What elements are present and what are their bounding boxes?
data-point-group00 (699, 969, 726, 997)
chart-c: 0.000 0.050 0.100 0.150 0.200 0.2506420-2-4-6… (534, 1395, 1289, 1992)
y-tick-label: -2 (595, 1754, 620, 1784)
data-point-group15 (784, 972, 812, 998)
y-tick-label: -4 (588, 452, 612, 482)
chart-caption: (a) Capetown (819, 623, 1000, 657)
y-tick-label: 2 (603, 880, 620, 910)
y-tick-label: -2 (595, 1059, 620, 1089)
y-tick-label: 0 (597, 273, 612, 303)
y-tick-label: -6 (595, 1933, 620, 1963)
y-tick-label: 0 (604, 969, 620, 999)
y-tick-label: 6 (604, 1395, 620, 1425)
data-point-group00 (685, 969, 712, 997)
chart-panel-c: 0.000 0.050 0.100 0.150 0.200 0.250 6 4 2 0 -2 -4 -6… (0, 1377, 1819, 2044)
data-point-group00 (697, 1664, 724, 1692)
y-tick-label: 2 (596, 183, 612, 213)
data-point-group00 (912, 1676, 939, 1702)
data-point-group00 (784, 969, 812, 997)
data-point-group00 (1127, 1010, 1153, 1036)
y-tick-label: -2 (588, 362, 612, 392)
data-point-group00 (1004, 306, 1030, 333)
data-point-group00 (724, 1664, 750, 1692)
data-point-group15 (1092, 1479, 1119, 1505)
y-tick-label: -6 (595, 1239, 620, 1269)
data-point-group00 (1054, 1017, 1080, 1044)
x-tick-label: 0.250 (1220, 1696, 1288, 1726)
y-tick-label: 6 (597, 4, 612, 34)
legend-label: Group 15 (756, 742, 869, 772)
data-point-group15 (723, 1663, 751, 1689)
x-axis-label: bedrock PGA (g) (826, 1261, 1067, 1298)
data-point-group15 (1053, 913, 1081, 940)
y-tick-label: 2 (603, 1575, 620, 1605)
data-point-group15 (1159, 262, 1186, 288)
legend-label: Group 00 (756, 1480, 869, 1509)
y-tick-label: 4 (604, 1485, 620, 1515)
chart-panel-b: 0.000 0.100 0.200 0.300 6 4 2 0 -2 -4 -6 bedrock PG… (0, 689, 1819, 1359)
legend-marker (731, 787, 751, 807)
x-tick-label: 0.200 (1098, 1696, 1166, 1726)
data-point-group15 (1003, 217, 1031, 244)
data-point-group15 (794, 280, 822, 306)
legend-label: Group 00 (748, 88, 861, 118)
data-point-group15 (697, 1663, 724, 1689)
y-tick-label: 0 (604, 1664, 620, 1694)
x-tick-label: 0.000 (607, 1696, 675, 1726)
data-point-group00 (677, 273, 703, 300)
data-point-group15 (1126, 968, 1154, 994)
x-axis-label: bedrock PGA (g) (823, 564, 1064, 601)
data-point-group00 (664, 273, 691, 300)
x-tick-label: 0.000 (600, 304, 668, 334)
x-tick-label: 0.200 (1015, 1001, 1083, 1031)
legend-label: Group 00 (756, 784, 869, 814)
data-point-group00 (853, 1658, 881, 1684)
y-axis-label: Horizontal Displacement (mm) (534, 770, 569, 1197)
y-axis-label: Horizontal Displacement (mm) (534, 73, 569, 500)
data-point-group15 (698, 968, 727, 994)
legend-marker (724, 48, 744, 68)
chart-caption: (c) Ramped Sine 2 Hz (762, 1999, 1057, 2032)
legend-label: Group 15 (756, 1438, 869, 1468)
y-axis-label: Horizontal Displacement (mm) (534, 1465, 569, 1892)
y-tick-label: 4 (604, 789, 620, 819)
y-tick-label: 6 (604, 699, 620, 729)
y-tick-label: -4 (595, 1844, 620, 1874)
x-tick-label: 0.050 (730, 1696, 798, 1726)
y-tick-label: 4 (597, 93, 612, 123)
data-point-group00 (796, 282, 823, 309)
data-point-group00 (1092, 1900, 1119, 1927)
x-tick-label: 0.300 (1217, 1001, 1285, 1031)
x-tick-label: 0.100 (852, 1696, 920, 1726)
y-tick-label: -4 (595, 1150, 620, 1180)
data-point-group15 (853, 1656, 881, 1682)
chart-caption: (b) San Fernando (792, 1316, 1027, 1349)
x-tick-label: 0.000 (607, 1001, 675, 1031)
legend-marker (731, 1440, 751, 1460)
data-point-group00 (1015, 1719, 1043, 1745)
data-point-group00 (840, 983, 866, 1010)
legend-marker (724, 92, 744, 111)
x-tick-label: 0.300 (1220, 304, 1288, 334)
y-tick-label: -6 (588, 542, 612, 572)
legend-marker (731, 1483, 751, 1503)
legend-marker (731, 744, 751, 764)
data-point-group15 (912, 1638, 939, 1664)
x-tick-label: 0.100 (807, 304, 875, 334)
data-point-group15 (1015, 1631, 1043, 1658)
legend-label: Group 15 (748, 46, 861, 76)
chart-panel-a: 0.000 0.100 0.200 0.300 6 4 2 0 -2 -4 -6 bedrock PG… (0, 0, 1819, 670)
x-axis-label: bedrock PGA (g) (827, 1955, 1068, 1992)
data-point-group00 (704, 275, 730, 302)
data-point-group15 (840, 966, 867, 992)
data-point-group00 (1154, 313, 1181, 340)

== Given request ==
How many of the rows above contain the word "Displacement"? Give only the number.

== Response to this exercise ==
3